:: RAW DATA ::

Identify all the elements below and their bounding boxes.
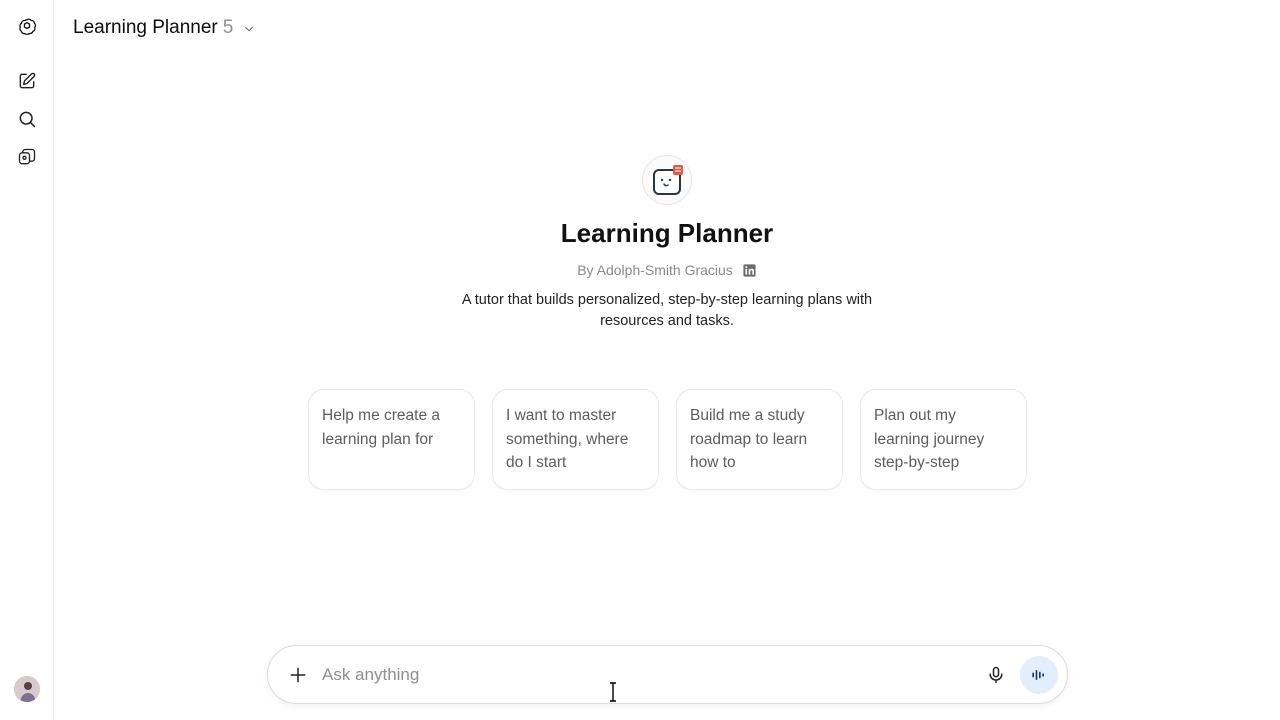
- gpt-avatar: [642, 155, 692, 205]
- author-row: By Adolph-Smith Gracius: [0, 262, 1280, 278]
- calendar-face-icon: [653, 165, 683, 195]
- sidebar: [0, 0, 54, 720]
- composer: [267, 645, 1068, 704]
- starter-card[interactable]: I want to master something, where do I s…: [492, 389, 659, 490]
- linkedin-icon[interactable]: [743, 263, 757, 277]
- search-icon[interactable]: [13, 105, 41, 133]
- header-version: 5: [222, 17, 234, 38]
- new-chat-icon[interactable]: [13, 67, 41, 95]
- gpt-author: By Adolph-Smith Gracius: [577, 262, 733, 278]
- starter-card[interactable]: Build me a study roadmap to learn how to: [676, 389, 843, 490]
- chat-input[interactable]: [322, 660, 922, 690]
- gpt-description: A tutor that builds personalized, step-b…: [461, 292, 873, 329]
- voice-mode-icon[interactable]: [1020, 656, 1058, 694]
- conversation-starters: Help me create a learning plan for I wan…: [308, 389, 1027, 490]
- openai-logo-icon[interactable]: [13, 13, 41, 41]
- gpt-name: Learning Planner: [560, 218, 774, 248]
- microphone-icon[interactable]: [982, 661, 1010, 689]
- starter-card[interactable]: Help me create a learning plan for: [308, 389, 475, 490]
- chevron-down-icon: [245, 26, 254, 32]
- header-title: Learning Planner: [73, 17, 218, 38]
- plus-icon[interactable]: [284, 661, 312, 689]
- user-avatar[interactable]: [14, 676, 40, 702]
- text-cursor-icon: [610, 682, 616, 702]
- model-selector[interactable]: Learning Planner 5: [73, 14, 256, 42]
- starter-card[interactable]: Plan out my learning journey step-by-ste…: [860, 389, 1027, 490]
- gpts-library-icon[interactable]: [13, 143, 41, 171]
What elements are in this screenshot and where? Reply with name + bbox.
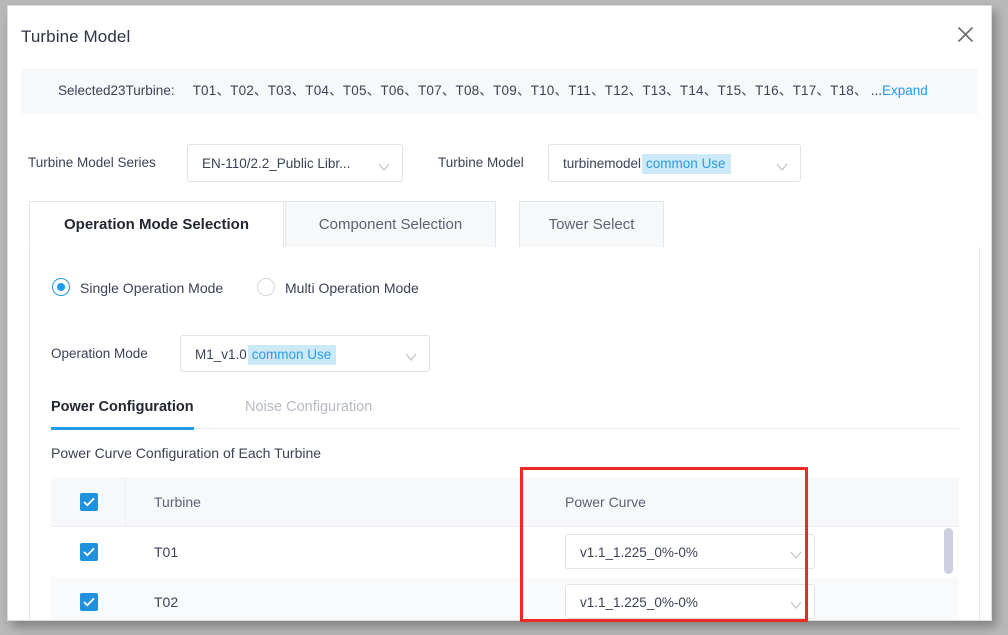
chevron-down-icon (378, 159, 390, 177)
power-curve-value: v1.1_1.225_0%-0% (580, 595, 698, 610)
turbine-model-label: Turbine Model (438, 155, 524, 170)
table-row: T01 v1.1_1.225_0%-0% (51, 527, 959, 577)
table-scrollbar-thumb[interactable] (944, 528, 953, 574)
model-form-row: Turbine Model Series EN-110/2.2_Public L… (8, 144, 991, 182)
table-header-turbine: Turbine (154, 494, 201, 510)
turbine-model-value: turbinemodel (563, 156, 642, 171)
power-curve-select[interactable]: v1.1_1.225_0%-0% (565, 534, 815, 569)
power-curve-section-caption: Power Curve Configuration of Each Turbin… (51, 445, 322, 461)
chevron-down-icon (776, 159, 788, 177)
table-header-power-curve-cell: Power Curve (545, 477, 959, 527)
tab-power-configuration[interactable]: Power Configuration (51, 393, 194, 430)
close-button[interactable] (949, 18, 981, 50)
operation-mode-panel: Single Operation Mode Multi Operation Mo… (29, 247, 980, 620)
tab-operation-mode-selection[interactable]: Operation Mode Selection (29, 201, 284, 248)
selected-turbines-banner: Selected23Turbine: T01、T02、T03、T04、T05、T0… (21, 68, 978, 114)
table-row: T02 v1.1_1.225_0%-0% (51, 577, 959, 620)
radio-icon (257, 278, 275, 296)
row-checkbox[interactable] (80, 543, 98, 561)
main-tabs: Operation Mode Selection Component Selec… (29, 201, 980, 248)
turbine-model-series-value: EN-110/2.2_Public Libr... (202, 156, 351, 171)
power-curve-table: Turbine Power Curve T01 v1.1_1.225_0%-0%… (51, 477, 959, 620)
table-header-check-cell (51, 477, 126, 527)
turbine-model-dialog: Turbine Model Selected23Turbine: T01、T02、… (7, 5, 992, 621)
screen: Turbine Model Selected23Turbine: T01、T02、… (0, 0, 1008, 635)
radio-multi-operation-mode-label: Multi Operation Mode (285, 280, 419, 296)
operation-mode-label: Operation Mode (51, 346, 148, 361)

:: PROBLEM DETAILS ::
In all of the lines above, please swap "elements" for "items" and keep everything else unchanged. Leave the pictures out of your answer.

:: ANSWER FOR THIS EXERCISE ::
Identify all the items below and their bounding boxes.
- gpt-avatar: [642, 155, 692, 205]
- author-row: By Adolph-Smith Gracius: [0, 262, 1280, 278]
- calendar-face-icon: [653, 165, 683, 195]
- sidebar: [0, 0, 54, 720]
- composer: [267, 645, 1068, 704]
- starter-card[interactable]: I want to master something, where do I s…: [492, 389, 659, 490]
- linkedin-icon[interactable]: [743, 263, 757, 277]
- search-icon[interactable]: [13, 105, 41, 133]
- header-version: 5: [222, 17, 234, 38]
- new-chat-icon[interactable]: [13, 67, 41, 95]
- gpt-author: By Adolph-Smith Gracius: [577, 262, 733, 278]
- starter-card[interactable]: Build me a study roadmap to learn how to: [676, 389, 843, 490]
- chat-input[interactable]: [322, 660, 922, 690]
- gpt-description: A tutor that builds personalized, step-b…: [461, 292, 873, 329]
- voice-mode-icon[interactable]: [1020, 656, 1058, 694]
- conversation-starters: Help me create a learning plan for I wan…: [308, 389, 1027, 490]
- openai-logo-icon[interactable]: [13, 13, 41, 41]
- gpt-name: Learning Planner: [560, 218, 774, 248]
- microphone-icon[interactable]: [982, 661, 1010, 689]
- starter-card[interactable]: Help me create a learning plan for: [308, 389, 475, 490]
- chevron-down-icon: [245, 26, 254, 32]
- header-title: Learning Planner: [73, 17, 218, 38]
- plus-icon[interactable]: [284, 661, 312, 689]
- user-avatar[interactable]: [14, 676, 40, 702]
- text-cursor-icon: [610, 682, 616, 702]
- model-selector[interactable]: Learning Planner 5: [73, 14, 256, 42]
- starter-card[interactable]: Plan out my learning journey step-by-ste…: [860, 389, 1027, 490]
- gpts-library-icon[interactable]: [13, 143, 41, 171]
What items are in this screenshot and where? Reply with name + bbox.
chevron-down-icon (378, 159, 390, 177)
power-curve-value: v1.1_1.225_0%-0% (580, 595, 698, 610)
turbine-model-label: Turbine Model (438, 155, 524, 170)
table-row: T01 v1.1_1.225_0%-0% (51, 527, 959, 577)
table-scrollbar-thumb[interactable] (944, 528, 953, 574)
model-form-row: Turbine Model Series EN-110/2.2_Public L… (8, 144, 991, 182)
table-header-turbine: Turbine (154, 494, 201, 510)
turbine-model-value: turbinemodel (563, 156, 642, 171)
power-curve-select[interactable]: v1.1_1.225_0%-0% (565, 534, 815, 569)
power-curve-section-caption: Power Curve Configuration of Each Turbin… (51, 445, 322, 461)
chevron-down-icon (776, 159, 788, 177)
table-header-power-curve-cell: Power Curve (545, 477, 959, 527)
tab-power-configuration[interactable]: Power Configuration (51, 393, 194, 430)
close-button[interactable] (949, 18, 981, 50)
operation-mode-panel: Single Operation Mode Multi Operation Mo… (29, 247, 980, 620)
tab-operation-mode-selection[interactable]: Operation Mode Selection (29, 201, 284, 248)
selected-turbines-banner: Selected23Turbine: T01、T02、T03、T04、T05、T0… (21, 68, 978, 114)
table-row: T02 v1.1_1.225_0%-0% (51, 577, 959, 620)
radio-icon (257, 278, 275, 296)
row-checkbox[interactable] (80, 543, 98, 561)
main-tabs: Operation Mode Selection Component Selec… (29, 201, 980, 248)
turbine-model-series-value: EN-110/2.2_Public Libr... (202, 156, 351, 171)
power-curve-table: Turbine Power Curve T01 v1.1_1.225_0%-0%… (51, 477, 959, 620)
table-header-check-cell (51, 477, 126, 527)
turbine-model-dialog: Turbine Model Selected23Turbine: T01、T02、… (7, 5, 992, 621)
screen: Turbine Model Selected23Turbine: T01、T02、… (0, 0, 1008, 635)
radio-multi-operation-mode-label: Multi Operation Mode (285, 280, 419, 296)
operation-mode-label: Operation Mode (51, 346, 148, 361)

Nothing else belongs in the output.